### GIVEN PROBLEM
Skip the images and copy each record exactly as written.

### DATA TO USE
** Start **

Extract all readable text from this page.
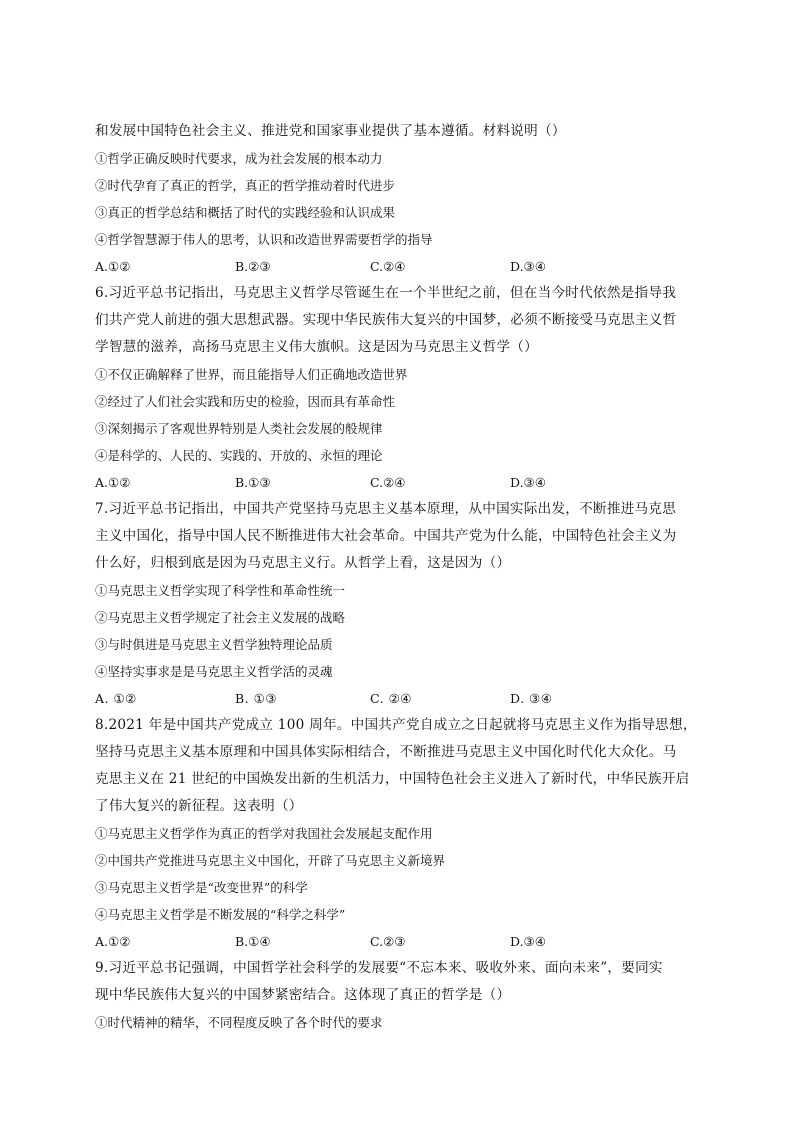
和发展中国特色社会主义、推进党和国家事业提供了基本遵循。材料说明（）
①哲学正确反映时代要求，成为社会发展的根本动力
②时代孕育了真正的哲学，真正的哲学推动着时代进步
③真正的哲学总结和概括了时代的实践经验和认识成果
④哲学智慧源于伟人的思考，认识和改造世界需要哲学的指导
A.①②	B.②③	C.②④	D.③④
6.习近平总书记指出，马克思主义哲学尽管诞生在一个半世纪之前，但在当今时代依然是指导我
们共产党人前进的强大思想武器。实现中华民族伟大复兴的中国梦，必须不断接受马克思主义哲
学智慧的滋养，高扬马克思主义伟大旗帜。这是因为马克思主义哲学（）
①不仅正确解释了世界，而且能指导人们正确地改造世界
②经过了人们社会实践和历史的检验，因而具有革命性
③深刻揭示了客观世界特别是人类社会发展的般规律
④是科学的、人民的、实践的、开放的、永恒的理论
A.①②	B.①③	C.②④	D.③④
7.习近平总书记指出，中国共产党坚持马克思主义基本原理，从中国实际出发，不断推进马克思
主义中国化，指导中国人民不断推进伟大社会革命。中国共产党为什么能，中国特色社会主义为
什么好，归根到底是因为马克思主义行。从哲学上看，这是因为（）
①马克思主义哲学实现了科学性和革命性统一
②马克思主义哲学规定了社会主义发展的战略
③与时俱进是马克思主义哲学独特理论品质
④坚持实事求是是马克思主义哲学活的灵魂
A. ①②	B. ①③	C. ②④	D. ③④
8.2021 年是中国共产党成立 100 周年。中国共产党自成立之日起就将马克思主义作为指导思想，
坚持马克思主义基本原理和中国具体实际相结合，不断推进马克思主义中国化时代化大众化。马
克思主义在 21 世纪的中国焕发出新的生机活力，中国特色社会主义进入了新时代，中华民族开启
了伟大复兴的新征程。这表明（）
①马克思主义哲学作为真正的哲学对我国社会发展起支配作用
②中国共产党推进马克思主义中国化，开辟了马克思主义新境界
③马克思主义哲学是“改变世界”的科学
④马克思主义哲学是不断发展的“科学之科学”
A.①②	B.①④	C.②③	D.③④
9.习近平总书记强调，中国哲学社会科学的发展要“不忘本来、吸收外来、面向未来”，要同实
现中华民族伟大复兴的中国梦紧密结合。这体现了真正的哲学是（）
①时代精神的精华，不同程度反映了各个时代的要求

** End **

### ANSWER TO THE EXERCISE
Extract all readable text from this page.
和发展中国特色社会主义、推进党和国家事业提供了基本遵循。材料说明（）
①哲学正确反映时代要求，成为社会发展的根本动力
②时代孕育了真正的哲学，真正的哲学推动着时代进步
③真正的哲学总结和概括了时代的实践经验和认识成果
④哲学智慧源于伟人的思考，认识和改造世界需要哲学的指导
A.①②	B.②③	C.②④	D.③④
6.习近平总书记指出，马克思主义哲学尽管诞生在一个半世纪之前，但在当今时代依然是指导我
们共产党人前进的强大思想武器。实现中华民族伟大复兴的中国梦，必须不断接受马克思主义哲
学智慧的滋养，高扬马克思主义伟大旗帜。这是因为马克思主义哲学（）
①不仅正确解释了世界，而且能指导人们正确地改造世界
②经过了人们社会实践和历史的检验，因而具有革命性
③深刻揭示了客观世界特别是人类社会发展的般规律
④是科学的、人民的、实践的、开放的、永恒的理论
A.①②	B.①③	C.②④	D.③④
7.习近平总书记指出，中国共产党坚持马克思主义基本原理，从中国实际出发，不断推进马克思
主义中国化，指导中国人民不断推进伟大社会革命。中国共产党为什么能，中国特色社会主义为
什么好，归根到底是因为马克思主义行。从哲学上看，这是因为（）
①马克思主义哲学实现了科学性和革命性统一
②马克思主义哲学规定了社会主义发展的战略
③与时俱进是马克思主义哲学独特理论品质
④坚持实事求是是马克思主义哲学活的灵魂
A. ①②	B. ①③	C. ②④	D. ③④
8.2021 年是中国共产党成立 100 周年。中国共产党自成立之日起就将马克思主义作为指导思想，
坚持马克思主义基本原理和中国具体实际相结合，不断推进马克思主义中国化时代化大众化。马
克思主义在 21 世纪的中国焕发出新的生机活力，中国特色社会主义进入了新时代，中华民族开启
了伟大复兴的新征程。这表明（）
①马克思主义哲学作为真正的哲学对我国社会发展起支配作用
②中国共产党推进马克思主义中国化，开辟了马克思主义新境界
③马克思主义哲学是“改变世界”的科学
④马克思主义哲学是不断发展的“科学之科学”
A.①②	B.①④	C.②③	D.③④
9.习近平总书记强调，中国哲学社会科学的发展要“不忘本来、吸收外来、面向未来”，要同实
现中华民族伟大复兴的中国梦紧密结合。这体现了真正的哲学是（）
①时代精神的精华，不同程度反映了各个时代的要求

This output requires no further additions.